- _MATERIAL PROVIDED_
════════════════

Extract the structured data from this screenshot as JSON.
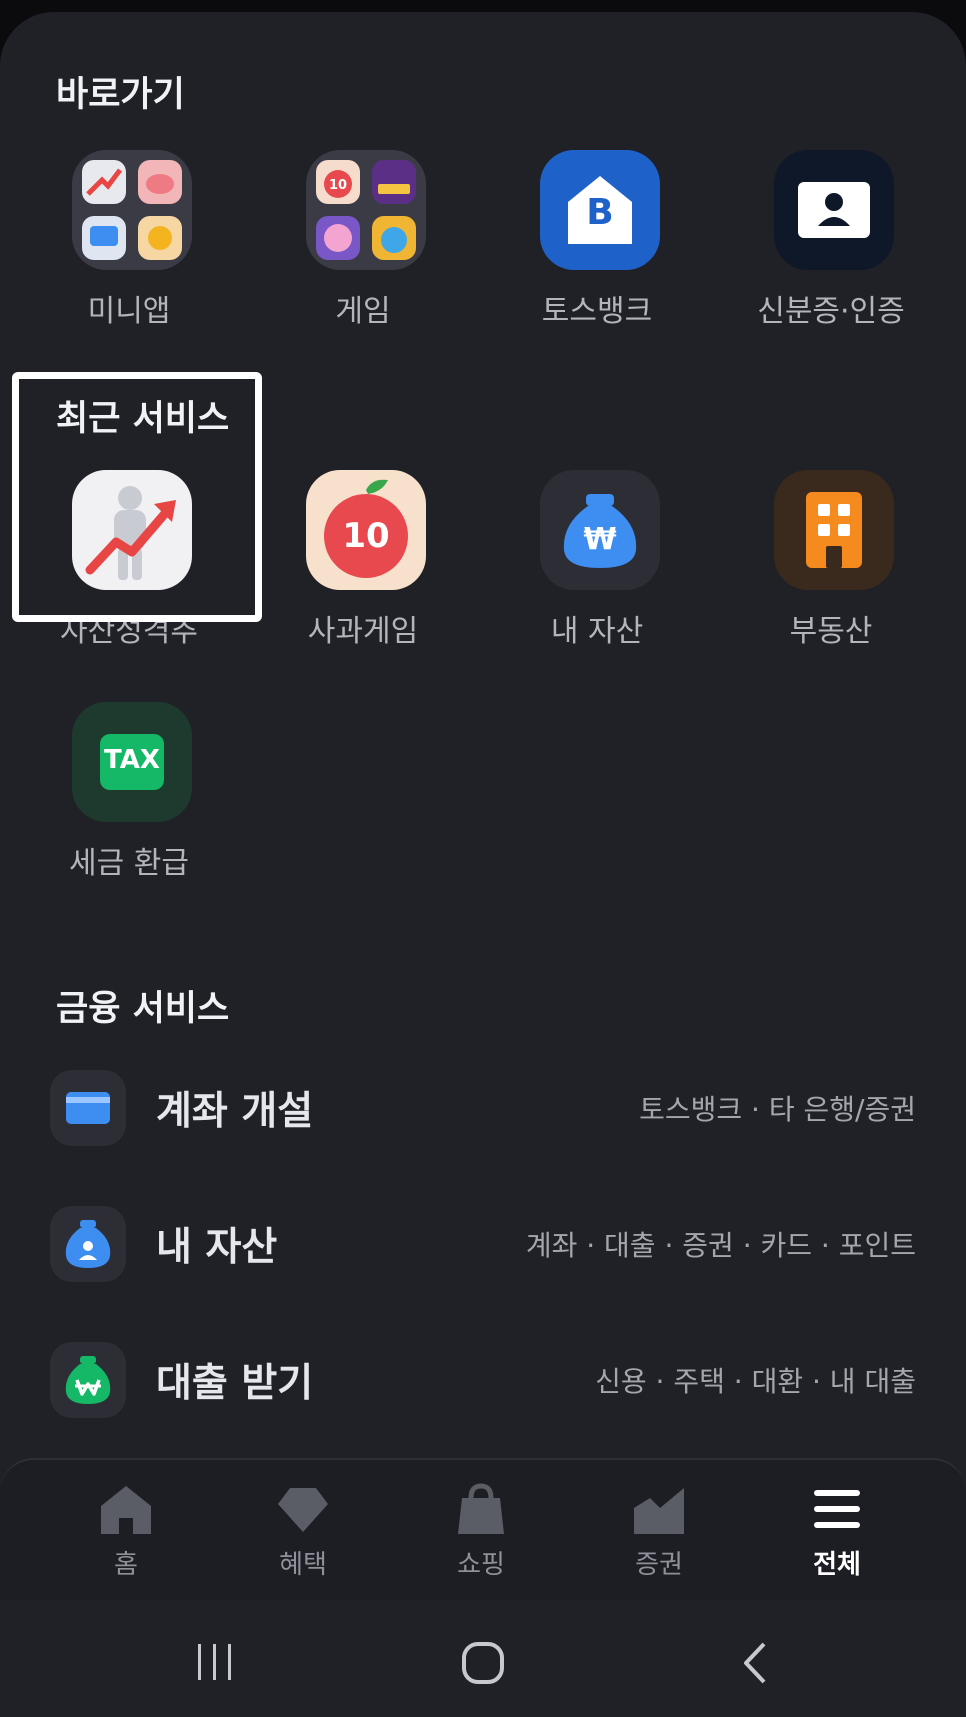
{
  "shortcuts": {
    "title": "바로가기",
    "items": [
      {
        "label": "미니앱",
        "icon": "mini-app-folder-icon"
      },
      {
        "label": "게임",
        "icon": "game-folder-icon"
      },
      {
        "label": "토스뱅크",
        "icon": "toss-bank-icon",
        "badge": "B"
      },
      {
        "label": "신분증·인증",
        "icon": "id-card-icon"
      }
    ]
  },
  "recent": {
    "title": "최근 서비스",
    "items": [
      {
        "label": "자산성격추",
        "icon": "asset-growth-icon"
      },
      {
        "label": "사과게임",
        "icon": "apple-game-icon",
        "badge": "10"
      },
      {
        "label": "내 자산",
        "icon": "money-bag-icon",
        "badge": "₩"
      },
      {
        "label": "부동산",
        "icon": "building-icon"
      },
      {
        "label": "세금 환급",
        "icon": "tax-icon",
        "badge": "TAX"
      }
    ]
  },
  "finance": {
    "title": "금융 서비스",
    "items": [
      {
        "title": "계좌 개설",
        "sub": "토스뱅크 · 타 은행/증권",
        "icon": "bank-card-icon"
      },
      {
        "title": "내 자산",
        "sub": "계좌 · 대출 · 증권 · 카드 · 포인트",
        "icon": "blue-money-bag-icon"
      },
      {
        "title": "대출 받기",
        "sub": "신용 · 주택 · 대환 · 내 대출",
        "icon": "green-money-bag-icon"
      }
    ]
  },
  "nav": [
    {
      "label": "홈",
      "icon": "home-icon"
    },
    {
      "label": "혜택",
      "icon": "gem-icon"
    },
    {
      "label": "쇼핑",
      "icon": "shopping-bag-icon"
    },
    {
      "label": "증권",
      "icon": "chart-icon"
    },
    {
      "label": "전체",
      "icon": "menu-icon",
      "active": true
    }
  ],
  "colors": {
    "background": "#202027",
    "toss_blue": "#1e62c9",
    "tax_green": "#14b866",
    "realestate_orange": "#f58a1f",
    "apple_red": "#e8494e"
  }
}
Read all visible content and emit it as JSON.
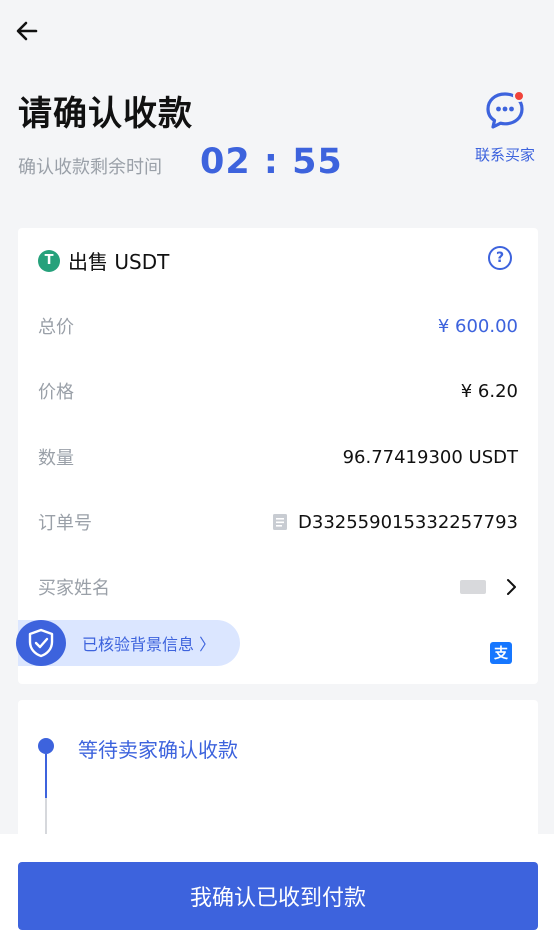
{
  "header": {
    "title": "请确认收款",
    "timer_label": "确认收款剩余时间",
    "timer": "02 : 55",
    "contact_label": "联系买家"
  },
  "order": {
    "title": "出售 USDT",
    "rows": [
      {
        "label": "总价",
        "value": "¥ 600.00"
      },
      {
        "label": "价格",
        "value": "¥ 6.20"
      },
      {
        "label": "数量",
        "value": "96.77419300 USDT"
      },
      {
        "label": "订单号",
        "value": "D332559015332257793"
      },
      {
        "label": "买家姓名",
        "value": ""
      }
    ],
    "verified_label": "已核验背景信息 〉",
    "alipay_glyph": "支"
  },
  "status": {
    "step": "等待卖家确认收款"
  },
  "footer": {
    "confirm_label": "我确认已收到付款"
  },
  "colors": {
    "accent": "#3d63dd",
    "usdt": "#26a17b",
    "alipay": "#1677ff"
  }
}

════════════════

- _WHAT IS ASKED_
Across all the entries, count the lines that contain the word "value" and give the number by itself.

- _FINAL ANSWER_
5